Items listed in a dataset:
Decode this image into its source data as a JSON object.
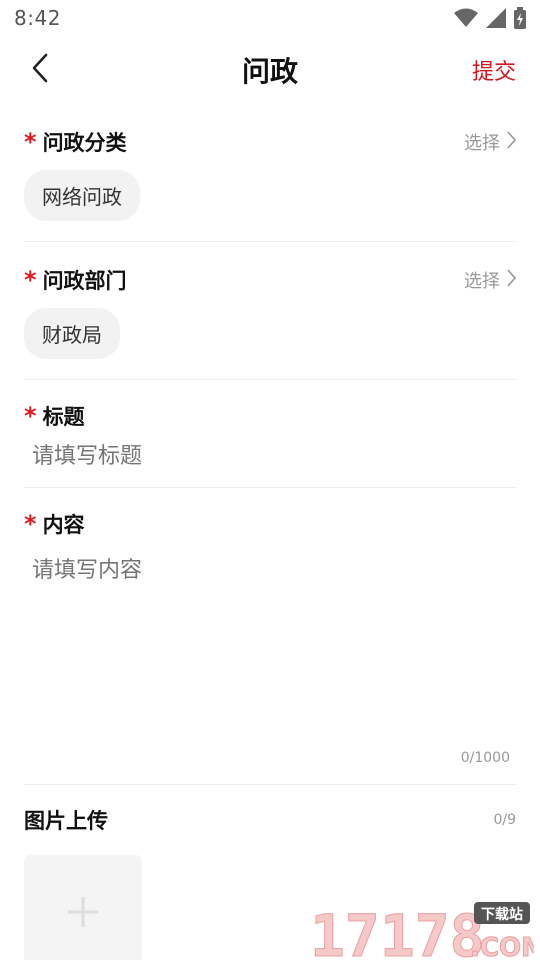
{
  "status_bar": {
    "time": "8:42",
    "icons": [
      "wifi-icon",
      "signal-icon",
      "battery-icon"
    ]
  },
  "header": {
    "title": "问政",
    "submit_label": "提交",
    "back_icon": "chevron-left-icon"
  },
  "form": {
    "category": {
      "label": "问政分类",
      "chooser": "选择",
      "selected": "网络问政"
    },
    "department": {
      "label": "问政部门",
      "chooser": "选择",
      "selected": "财政局"
    },
    "title": {
      "label": "标题",
      "placeholder": "请填写标题"
    },
    "content": {
      "label": "内容",
      "placeholder": "请填写内容",
      "counter": "0/1000"
    },
    "images": {
      "label": "图片上传",
      "counter": "0/9"
    },
    "required_mark": "*"
  },
  "watermark": {
    "numbers": "17178",
    "tag": "下载站",
    "suffix": ".COM"
  },
  "colors": {
    "accent": "#d1171e",
    "star": "#e01b22",
    "placeholder": "#999999",
    "chip_bg": "#f2f2f2"
  }
}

THE REQUEST: Transcribe the records word for word and include no pictures.

ANSWER TO THE TASK:
Decode this image into its source data as a JSON object.
{
  "status_bar": {
    "time": "8:42",
    "icons": [
      "wifi-icon",
      "signal-icon",
      "battery-icon"
    ]
  },
  "header": {
    "title": "问政",
    "submit_label": "提交",
    "back_icon": "chevron-left-icon"
  },
  "form": {
    "category": {
      "label": "问政分类",
      "chooser": "选择",
      "selected": "网络问政"
    },
    "department": {
      "label": "问政部门",
      "chooser": "选择",
      "selected": "财政局"
    },
    "title": {
      "label": "标题",
      "placeholder": "请填写标题"
    },
    "content": {
      "label": "内容",
      "placeholder": "请填写内容",
      "counter": "0/1000"
    },
    "images": {
      "label": "图片上传",
      "counter": "0/9"
    },
    "required_mark": "*"
  },
  "watermark": {
    "numbers": "17178",
    "tag": "下载站",
    "suffix": ".COM"
  },
  "colors": {
    "accent": "#d1171e",
    "star": "#e01b22",
    "placeholder": "#999999",
    "chip_bg": "#f2f2f2"
  }
}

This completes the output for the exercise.